Work required: Read the lines below. Copy out any that hold the string "this".

A run of records
** begin **

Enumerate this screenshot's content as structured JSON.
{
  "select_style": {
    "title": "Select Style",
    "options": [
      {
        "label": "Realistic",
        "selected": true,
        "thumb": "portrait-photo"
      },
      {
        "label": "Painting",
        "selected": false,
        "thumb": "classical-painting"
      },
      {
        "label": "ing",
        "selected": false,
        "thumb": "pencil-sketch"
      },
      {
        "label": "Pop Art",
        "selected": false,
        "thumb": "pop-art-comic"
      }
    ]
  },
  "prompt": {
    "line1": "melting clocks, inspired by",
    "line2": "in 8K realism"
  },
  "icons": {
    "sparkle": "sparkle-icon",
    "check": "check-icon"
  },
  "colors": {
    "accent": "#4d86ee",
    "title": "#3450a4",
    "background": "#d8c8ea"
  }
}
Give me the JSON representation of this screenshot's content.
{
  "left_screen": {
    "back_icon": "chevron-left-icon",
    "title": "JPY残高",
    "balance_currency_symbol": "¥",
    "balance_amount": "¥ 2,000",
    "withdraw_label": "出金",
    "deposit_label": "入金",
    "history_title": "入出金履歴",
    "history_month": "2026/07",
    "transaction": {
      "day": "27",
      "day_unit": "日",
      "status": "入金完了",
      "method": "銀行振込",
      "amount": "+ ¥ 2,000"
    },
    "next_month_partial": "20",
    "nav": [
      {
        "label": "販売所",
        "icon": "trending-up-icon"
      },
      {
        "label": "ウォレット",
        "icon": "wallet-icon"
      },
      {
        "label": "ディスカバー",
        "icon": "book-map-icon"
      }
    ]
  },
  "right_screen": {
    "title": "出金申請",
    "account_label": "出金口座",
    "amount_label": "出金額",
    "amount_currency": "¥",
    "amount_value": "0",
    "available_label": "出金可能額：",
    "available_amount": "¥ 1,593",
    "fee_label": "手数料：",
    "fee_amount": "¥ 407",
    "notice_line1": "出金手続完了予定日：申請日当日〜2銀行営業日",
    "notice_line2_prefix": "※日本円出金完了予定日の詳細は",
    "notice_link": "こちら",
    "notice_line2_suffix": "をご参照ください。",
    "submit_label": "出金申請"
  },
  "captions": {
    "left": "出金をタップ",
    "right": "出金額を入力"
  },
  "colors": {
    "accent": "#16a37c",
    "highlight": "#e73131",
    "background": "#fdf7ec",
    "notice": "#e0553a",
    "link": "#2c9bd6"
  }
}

** end **

Response to the exercise:
Enumerate this screenshot's content as structured JSON.
Give me the JSON representation of this screenshot's content.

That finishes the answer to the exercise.